## start

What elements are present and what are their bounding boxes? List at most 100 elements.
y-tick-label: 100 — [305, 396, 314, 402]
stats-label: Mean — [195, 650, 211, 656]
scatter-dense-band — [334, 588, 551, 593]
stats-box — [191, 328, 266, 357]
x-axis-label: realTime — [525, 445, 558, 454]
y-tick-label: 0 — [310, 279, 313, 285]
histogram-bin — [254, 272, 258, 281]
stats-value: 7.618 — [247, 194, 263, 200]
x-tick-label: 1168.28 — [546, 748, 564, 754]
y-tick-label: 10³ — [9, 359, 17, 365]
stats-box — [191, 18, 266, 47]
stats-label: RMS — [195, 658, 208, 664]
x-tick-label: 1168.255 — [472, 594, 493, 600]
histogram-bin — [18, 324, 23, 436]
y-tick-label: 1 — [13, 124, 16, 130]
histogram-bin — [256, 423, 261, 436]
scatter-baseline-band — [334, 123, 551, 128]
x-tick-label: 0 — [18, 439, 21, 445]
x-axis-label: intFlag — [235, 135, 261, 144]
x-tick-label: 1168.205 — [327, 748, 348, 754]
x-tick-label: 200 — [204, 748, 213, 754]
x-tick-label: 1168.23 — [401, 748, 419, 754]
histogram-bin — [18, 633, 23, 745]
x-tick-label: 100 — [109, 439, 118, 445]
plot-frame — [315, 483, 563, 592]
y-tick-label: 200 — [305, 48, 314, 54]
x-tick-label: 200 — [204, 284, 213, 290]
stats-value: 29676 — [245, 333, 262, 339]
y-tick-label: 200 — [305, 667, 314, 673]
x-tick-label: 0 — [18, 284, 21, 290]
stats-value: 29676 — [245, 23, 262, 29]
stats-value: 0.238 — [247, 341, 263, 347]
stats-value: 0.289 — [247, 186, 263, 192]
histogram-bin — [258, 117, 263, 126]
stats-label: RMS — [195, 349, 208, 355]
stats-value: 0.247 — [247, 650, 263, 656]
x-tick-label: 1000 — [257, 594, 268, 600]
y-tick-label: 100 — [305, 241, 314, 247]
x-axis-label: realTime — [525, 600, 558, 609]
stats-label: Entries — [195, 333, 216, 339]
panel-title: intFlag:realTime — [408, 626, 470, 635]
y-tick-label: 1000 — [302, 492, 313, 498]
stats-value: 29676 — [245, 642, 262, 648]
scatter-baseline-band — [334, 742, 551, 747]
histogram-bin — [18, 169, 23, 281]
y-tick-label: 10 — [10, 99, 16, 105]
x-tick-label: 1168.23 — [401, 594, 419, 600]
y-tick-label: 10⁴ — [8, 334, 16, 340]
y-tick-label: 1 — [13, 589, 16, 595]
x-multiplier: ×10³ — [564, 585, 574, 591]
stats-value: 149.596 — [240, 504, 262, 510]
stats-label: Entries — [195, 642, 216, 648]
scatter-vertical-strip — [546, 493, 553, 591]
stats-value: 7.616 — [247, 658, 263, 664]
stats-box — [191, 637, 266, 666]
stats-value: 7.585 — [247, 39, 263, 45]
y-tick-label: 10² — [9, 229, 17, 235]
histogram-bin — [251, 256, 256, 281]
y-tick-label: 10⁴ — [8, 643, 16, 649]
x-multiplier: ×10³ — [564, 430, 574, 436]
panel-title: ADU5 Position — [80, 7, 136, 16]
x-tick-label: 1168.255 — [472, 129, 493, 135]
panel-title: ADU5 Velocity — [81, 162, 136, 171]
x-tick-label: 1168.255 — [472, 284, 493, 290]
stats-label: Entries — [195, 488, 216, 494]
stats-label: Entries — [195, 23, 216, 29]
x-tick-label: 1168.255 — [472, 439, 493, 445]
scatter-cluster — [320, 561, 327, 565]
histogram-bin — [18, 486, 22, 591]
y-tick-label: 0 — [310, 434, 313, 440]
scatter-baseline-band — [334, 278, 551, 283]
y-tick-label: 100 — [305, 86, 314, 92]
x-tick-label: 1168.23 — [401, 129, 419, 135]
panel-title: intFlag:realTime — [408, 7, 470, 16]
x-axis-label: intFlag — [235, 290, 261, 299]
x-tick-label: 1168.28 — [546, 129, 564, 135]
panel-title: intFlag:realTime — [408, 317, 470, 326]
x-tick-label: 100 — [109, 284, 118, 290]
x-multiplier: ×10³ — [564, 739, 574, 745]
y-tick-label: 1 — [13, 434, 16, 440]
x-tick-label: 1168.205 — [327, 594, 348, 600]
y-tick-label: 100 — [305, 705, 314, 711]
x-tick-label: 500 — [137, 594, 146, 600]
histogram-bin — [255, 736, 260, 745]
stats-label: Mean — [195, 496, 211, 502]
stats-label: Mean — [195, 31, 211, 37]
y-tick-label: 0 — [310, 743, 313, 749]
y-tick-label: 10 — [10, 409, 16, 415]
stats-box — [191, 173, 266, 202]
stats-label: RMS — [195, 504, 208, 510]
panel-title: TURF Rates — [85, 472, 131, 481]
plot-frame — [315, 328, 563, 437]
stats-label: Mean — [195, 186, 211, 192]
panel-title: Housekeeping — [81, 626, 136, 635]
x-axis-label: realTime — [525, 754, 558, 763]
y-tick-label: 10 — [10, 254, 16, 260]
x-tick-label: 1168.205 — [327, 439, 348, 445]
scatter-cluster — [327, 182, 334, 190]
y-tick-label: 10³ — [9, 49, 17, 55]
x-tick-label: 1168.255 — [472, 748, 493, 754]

## end

_What is needed:_
Copy the material from its first line through the line containing "stats-value: 7.618 — [247, 194, 263, 200]", changing "stats-box" to "stats-panel" and leaving everything else the same.

_Response to the task:_
What elements are present and what are their bounding boxes? List at most 100 elements.
y-tick-label: 100 — [305, 396, 314, 402]
stats-label: Mean — [195, 650, 211, 656]
scatter-dense-band — [334, 588, 551, 593]
stats-panel — [191, 328, 266, 357]
x-axis-label: realTime — [525, 445, 558, 454]
y-tick-label: 0 — [310, 279, 313, 285]
histogram-bin — [254, 272, 258, 281]
stats-value: 7.618 — [247, 194, 263, 200]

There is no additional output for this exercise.